### Data
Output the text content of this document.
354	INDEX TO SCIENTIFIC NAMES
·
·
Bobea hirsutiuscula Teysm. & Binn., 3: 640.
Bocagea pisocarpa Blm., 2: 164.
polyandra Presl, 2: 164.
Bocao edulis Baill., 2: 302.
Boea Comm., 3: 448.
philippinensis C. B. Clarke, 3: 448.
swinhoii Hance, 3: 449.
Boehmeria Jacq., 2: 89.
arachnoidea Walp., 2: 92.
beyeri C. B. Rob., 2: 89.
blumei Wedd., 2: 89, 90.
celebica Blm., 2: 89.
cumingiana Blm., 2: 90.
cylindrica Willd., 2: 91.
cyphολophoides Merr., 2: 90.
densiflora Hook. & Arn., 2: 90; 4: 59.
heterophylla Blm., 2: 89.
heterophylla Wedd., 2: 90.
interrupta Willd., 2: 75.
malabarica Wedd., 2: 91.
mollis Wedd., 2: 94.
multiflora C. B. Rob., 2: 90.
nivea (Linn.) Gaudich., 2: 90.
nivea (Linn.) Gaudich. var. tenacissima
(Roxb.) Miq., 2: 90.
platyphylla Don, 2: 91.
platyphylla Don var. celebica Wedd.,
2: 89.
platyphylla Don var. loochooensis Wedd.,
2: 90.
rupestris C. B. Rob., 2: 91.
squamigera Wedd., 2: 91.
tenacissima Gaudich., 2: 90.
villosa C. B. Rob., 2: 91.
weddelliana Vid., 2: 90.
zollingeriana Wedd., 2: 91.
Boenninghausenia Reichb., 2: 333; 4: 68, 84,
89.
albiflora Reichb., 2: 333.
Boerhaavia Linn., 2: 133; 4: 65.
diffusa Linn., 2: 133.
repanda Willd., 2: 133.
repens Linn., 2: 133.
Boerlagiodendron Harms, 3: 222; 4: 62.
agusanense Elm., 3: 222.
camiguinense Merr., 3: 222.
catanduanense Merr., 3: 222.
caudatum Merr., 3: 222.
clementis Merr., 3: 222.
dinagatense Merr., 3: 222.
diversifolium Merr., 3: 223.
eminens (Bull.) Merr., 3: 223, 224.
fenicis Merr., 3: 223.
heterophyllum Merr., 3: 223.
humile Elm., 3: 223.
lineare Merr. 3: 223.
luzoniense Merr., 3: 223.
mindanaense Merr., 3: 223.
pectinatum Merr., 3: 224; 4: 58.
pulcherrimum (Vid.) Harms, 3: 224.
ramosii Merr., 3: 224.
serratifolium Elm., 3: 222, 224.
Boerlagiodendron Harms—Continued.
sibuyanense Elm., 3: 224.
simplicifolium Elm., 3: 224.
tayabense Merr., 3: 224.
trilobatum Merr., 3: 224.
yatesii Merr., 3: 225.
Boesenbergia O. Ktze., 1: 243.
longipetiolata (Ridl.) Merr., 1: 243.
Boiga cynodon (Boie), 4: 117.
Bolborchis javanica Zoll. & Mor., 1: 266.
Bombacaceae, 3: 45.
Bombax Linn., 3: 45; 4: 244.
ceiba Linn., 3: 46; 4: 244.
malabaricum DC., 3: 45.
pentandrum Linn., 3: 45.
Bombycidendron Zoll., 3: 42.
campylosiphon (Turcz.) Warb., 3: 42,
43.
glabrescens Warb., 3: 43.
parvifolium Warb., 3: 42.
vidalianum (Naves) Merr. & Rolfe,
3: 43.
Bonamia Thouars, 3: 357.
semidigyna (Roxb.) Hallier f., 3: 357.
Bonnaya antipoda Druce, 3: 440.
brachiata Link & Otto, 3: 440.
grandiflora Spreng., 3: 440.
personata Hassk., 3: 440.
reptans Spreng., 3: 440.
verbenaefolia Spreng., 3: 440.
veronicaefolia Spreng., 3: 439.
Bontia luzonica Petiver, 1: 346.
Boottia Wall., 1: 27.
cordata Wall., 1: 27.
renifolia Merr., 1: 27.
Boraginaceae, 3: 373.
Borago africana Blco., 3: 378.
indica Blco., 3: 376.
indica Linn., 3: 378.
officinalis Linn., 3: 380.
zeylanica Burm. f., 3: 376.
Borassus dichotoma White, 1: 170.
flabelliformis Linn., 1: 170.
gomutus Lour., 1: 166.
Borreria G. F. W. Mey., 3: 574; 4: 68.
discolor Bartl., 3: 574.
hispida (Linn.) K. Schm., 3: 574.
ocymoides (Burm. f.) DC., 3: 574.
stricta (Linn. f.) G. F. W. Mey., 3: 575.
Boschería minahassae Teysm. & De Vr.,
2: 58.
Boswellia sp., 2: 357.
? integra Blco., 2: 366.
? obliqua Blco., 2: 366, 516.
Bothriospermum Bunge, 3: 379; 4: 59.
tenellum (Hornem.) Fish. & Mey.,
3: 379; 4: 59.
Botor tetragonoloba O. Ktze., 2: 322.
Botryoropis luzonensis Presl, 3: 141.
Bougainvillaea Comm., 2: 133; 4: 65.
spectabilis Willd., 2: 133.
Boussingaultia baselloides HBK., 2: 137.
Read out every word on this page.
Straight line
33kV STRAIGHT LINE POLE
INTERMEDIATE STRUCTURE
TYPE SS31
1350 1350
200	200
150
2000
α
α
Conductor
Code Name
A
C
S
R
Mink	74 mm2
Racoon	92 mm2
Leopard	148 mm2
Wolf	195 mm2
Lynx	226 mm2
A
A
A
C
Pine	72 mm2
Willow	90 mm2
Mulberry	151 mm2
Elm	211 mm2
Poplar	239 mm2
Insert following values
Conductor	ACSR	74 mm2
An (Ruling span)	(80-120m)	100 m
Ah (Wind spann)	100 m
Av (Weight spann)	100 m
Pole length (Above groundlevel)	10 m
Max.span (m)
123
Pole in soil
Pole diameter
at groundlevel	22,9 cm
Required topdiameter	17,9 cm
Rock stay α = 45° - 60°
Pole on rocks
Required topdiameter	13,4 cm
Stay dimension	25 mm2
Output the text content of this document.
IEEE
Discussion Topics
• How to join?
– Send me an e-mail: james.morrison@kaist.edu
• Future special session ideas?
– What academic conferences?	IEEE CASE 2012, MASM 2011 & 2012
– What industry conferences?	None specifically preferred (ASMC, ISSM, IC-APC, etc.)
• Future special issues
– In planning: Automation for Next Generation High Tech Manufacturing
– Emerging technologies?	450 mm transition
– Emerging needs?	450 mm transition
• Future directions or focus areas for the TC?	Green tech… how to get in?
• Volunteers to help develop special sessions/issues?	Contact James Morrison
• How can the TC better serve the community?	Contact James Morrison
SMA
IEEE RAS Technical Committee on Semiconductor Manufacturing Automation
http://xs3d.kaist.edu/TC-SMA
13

### Aim
Extract the full listing above without altering anything.

### The answer
Output the text content of this document.
354	INDEX TO SCIENTIFIC NAMES
·
·
Bobea hirsutiuscula Teysm. & Binn., 3: 640.
Bocagea pisocarpa Blm., 2: 164.
polyandra Presl, 2: 164.
Bocao edulis Baill., 2: 302.
Boea Comm., 3: 448.
philippinensis C. B. Clarke, 3: 448.
swinhoii Hance, 3: 449.
Boehmeria Jacq., 2: 89.
arachnoidea Walp., 2: 92.
beyeri C. B. Rob., 2: 89.
blumei Wedd., 2: 89, 90.
celebica Blm., 2: 89.
cumingiana Blm., 2: 90.
cylindrica Willd., 2: 91.
cyphολophoides Merr., 2: 90.
densiflora Hook. & Arn., 2: 90; 4: 59.
heterophylla Blm., 2: 89.
heterophylla Wedd., 2: 90.
interrupta Willd., 2: 75.
malabarica Wedd., 2: 91.
mollis Wedd., 2: 94.
multiflora C. B. Rob., 2: 90.
nivea (Linn.) Gaudich., 2: 90.
nivea (Linn.) Gaudich. var. tenacissima
(Roxb.) Miq., 2: 90.
platyphylla Don, 2: 91.
platyphylla Don var. celebica Wedd.,
2: 89.
platyphylla Don var. loochooensis Wedd.,
2: 90.
rupestris C. B. Rob., 2: 91.
squamigera Wedd., 2: 91.
tenacissima Gaudich., 2: 90.
villosa C. B. Rob., 2: 91.
weddelliana Vid., 2: 90.
zollingeriana Wedd., 2: 91.
Boenninghausenia Reichb., 2: 333; 4: 68, 84,
89.
albiflora Reichb., 2: 333.
Boerhaavia Linn., 2: 133; 4: 65.
diffusa Linn., 2: 133.
repanda Willd., 2: 133.
repens Linn., 2: 133.
Boerlagiodendron Harms, 3: 222; 4: 62.
agusanense Elm., 3: 222.
camiguinense Merr., 3: 222.
catanduanense Merr., 3: 222.
caudatum Merr., 3: 222.
clementis Merr., 3: 222.
dinagatense Merr., 3: 222.
diversifolium Merr., 3: 223.
eminens (Bull.) Merr., 3: 223, 224.
fenicis Merr., 3: 223.
heterophyllum Merr., 3: 223.
humile Elm., 3: 223.
lineare Merr. 3: 223.
luzoniense Merr., 3: 223.
mindanaense Merr., 3: 223.
pectinatum Merr., 3: 224; 4: 58.
pulcherrimum (Vid.) Harms, 3: 224.
ramosii Merr., 3: 224.
serratifolium Elm., 3: 222, 224.
Boerlagiodendron Harms—Continued.
sibuyanense Elm., 3: 224.
simplicifolium Elm., 3: 224.
tayabense Merr., 3: 224.
trilobatum Merr., 3: 224.
yatesii Merr., 3: 225.
Boesenbergia O. Ktze., 1: 243.
longipetiolata (Ridl.) Merr., 1: 243.
Boiga cynodon (Boie), 4: 117.
Bolborchis javanica Zoll. & Mor., 1: 266.
Bombacaceae, 3: 45.
Bombax Linn., 3: 45; 4: 244.
ceiba Linn., 3: 46; 4: 244.
malabaricum DC., 3: 45.
pentandrum Linn., 3: 45.
Bombycidendron Zoll., 3: 42.
campylosiphon (Turcz.) Warb., 3: 42,
43.
glabrescens Warb., 3: 43.
parvifolium Warb., 3: 42.
vidalianum (Naves) Merr. & Rolfe,
3: 43.
Bonamia Thouars, 3: 357.
semidigyna (Roxb.) Hallier f., 3: 357.
Bonnaya antipoda Druce, 3: 440.
brachiata Link & Otto, 3: 440.
grandiflora Spreng., 3: 440.
personata Hassk., 3: 440.
reptans Spreng., 3: 440.
verbenaefolia Spreng., 3: 440.
veronicaefolia Spreng., 3: 439.
Bontia luzonica Petiver, 1: 346.
Boottia Wall., 1: 27.
cordata Wall., 1: 27.
renifolia Merr., 1: 27.
Boraginaceae, 3: 373.
Borago africana Blco., 3: 378.
indica Blco., 3: 376.
indica Linn., 3: 378.
officinalis Linn., 3: 380.
zeylanica Burm. f., 3: 376.
Borassus dichotoma White, 1: 170.
flabelliformis Linn., 1: 170.
gomutus Lour., 1: 166.
Borreria G. F. W. Mey., 3: 574; 4: 68.
discolor Bartl., 3: 574.
hispida (Linn.) K. Schm., 3: 574.
ocymoides (Burm. f.) DC., 3: 574.
stricta (Linn. f.) G. F. W. Mey., 3: 575.
Boschería minahassae Teysm. & De Vr.,
2: 58.
Boswellia sp., 2: 357.
? integra Blco., 2: 366.
? obliqua Blco., 2: 366, 516.
Bothriospermum Bunge, 3: 379; 4: 59.
tenellum (Hornem.) Fish. & Mey.,
3: 379; 4: 59.
Botor tetragonoloba O. Ktze., 2: 322.
Botryoropis luzonensis Presl, 3: 141.
Bougainvillaea Comm., 2: 133; 4: 65.
spectabilis Willd., 2: 133.
Boussingaultia baselloides HBK., 2: 137.
Read out every word on this page.
Straight line
33kV STRAIGHT LINE POLE
INTERMEDIATE STRUCTURE
TYPE SS31
1350 1350
200	200
150
2000
α
α
Conductor
Code Name
A
C
S
R
Mink	74 mm2
Racoon	92 mm2
Leopard	148 mm2
Wolf	195 mm2
Lynx	226 mm2
A
A
A
C
Pine	72 mm2
Willow	90 mm2
Mulberry	151 mm2
Elm	211 mm2
Poplar	239 mm2
Insert following values
Conductor	ACSR	74 mm2
An (Ruling span)	(80-120m)	100 m
Ah (Wind spann)	100 m
Av (Weight spann)	100 m
Pole length (Above groundlevel)	10 m
Max.span (m)
123
Pole in soil
Pole diameter
at groundlevel	22,9 cm
Required topdiameter	17,9 cm
Rock stay α = 45° - 60°
Pole on rocks
Required topdiameter	13,4 cm
Stay dimension	25 mm2
Output the text content of this document.
IEEE
Discussion Topics
• How to join?
– Send me an e-mail: james.morrison@kaist.edu
• Future special session ideas?
– What academic conferences?	IEEE CASE 2012, MASM 2011 & 2012
– What industry conferences?	None specifically preferred (ASMC, ISSM, IC-APC, etc.)
• Future special issues
– In planning: Automation for Next Generation High Tech Manufacturing
– Emerging technologies?	450 mm transition
– Emerging needs?	450 mm transition
• Future directions or focus areas for the TC?	Green tech… how to get in?
• Volunteers to help develop special sessions/issues?	Contact James Morrison
• How can the TC better serve the community?	Contact James Morrison
SMA
IEEE RAS Technical Committee on Semiconductor Manufacturing Automation
http://xs3d.kaist.edu/TC-SMA
13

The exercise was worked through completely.